SOURCE MATERIAL =>
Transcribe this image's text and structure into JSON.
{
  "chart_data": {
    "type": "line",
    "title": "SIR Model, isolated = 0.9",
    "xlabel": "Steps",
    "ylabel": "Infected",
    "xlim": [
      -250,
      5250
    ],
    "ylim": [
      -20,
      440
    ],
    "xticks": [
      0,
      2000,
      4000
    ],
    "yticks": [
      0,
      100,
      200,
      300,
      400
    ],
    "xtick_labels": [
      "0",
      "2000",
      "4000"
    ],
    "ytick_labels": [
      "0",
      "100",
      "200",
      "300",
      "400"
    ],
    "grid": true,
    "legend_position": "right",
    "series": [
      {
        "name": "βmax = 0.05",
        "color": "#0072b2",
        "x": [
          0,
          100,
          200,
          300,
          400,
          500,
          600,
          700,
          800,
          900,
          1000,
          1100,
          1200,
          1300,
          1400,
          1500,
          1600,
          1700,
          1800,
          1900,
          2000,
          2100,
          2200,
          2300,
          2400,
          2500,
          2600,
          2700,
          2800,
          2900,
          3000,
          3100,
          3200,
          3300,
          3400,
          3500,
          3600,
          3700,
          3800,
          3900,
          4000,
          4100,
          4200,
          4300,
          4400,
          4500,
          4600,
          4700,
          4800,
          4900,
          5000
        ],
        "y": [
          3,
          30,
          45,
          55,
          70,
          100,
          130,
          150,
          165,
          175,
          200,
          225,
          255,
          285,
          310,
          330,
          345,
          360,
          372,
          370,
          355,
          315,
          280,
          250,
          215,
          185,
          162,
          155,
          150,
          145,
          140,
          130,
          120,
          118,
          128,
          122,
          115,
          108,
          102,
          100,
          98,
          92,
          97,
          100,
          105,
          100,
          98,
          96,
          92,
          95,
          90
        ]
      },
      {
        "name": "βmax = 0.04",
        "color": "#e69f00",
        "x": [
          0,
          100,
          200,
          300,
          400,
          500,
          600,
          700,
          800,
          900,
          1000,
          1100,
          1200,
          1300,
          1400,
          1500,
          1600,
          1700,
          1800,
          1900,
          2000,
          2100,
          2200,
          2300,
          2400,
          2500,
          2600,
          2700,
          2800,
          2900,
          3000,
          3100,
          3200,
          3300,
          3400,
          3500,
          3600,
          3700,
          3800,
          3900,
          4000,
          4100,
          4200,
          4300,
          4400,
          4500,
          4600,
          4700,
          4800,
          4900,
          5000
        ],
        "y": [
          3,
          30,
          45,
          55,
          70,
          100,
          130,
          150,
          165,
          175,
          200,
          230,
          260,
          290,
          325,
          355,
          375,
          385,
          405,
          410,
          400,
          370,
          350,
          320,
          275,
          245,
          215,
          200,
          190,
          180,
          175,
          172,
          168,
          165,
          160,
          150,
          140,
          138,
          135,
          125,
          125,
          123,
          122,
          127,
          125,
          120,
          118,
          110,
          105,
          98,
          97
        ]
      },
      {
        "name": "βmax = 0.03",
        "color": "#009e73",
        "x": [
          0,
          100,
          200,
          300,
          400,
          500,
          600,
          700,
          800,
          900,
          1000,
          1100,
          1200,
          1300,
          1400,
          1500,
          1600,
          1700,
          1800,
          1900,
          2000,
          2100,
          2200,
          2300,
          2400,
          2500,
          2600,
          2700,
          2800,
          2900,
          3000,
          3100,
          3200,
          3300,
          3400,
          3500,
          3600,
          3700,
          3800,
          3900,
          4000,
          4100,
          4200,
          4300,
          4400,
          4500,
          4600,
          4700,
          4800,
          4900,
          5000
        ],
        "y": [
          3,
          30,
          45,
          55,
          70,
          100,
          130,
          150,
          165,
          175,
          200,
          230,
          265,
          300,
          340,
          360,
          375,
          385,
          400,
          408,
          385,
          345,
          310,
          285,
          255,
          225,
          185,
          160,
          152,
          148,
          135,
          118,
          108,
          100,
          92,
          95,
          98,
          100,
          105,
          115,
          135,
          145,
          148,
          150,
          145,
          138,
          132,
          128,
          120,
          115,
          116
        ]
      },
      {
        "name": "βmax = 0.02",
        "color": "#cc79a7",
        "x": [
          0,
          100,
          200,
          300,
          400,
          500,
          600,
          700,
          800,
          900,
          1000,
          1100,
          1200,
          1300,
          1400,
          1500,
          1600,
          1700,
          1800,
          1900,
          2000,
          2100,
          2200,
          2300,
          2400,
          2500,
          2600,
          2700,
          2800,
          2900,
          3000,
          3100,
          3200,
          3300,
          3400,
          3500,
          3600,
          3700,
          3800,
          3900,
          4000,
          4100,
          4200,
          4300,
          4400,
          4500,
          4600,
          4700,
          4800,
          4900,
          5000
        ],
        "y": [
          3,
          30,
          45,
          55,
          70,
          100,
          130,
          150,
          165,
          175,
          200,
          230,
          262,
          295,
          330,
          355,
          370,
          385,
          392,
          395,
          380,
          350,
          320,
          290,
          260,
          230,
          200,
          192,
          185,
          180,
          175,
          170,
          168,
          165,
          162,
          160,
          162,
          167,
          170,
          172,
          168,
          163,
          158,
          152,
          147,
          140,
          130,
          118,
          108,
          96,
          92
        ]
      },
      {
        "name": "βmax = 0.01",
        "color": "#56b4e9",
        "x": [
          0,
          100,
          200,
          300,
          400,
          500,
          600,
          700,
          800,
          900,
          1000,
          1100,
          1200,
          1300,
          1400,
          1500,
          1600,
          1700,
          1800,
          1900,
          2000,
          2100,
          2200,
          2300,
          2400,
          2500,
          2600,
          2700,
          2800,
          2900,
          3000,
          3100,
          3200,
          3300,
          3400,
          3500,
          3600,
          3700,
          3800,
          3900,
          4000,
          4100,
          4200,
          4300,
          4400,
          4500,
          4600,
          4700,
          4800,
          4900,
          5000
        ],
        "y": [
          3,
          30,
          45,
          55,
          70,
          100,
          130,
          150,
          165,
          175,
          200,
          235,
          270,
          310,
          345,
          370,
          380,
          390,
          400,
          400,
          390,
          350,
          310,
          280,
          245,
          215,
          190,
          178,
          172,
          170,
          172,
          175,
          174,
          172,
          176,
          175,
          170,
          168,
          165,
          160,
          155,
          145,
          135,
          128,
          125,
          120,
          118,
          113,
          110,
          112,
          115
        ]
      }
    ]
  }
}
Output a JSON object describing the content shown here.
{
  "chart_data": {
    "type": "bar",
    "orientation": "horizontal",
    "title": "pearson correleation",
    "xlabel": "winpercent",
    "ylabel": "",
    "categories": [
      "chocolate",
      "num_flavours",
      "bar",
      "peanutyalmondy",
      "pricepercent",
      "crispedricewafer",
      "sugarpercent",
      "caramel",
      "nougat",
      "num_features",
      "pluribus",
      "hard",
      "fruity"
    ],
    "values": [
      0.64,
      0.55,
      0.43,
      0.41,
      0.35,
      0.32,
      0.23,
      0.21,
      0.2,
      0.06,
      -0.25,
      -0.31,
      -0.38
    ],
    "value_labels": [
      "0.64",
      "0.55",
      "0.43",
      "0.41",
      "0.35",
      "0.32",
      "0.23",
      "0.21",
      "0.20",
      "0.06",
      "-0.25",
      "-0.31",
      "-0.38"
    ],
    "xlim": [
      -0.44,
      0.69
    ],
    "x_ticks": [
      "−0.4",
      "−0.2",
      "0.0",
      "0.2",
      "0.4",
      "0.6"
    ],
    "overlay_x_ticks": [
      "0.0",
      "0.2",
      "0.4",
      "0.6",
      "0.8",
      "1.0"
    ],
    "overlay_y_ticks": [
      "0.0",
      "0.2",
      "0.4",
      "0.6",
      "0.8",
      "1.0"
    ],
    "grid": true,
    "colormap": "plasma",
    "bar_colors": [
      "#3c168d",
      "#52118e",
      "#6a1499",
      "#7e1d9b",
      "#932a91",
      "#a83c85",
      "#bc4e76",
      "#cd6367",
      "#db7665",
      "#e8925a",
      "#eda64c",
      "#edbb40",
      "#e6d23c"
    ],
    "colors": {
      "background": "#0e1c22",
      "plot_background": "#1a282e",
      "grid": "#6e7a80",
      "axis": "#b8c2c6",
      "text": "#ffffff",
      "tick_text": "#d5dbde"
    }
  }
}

EXERCISE DIRECTIONS => Nothing but the lines from the line with "Output a JSON" to the last line of the listing above should appear; please retype them exactly, both ends included.

RESULT OF THE EXERCISE =>
Output a JSON object describing the content shown here.
{
  "chart_data": {
    "type": "bar",
    "orientation": "horizontal",
    "title": "pearson correleation",
    "xlabel": "winpercent",
    "ylabel": "",
    "categories": [
      "chocolate",
      "num_flavours",
      "bar",
      "peanutyalmondy",
      "pricepercent",
      "crispedricewafer",
      "sugarpercent",
      "caramel",
      "nougat",
      "num_features",
      "pluribus",
      "hard",
      "fruity"
    ],
    "values": [
      0.64,
      0.55,
      0.43,
      0.41,
      0.35,
      0.32,
      0.23,
      0.21,
      0.2,
      0.06,
      -0.25,
      -0.31,
      -0.38
    ],
    "value_labels": [
      "0.64",
      "0.55",
      "0.43",
      "0.41",
      "0.35",
      "0.32",
      "0.23",
      "0.21",
      "0.20",
      "0.06",
      "-0.25",
      "-0.31",
      "-0.38"
    ],
    "xlim": [
      -0.44,
      0.69
    ],
    "x_ticks": [
      "−0.4",
      "−0.2",
      "0.0",
      "0.2",
      "0.4",
      "0.6"
    ],
    "overlay_x_ticks": [
      "0.0",
      "0.2",
      "0.4",
      "0.6",
      "0.8",
      "1.0"
    ],
    "overlay_y_ticks": [
      "0.0",
      "0.2",
      "0.4",
      "0.6",
      "0.8",
      "1.0"
    ],
    "grid": true,
    "colormap": "plasma",
    "bar_colors": [
      "#3c168d",
      "#52118e",
      "#6a1499",
      "#7e1d9b",
      "#932a91",
      "#a83c85",
      "#bc4e76",
      "#cd6367",
      "#db7665",
      "#e8925a",
      "#eda64c",
      "#edbb40",
      "#e6d23c"
    ],
    "colors": {
      "background": "#0e1c22",
      "plot_background": "#1a282e",
      "grid": "#6e7a80",
      "axis": "#b8c2c6",
      "text": "#ffffff",
      "tick_text": "#d5dbde"
    }
  }
}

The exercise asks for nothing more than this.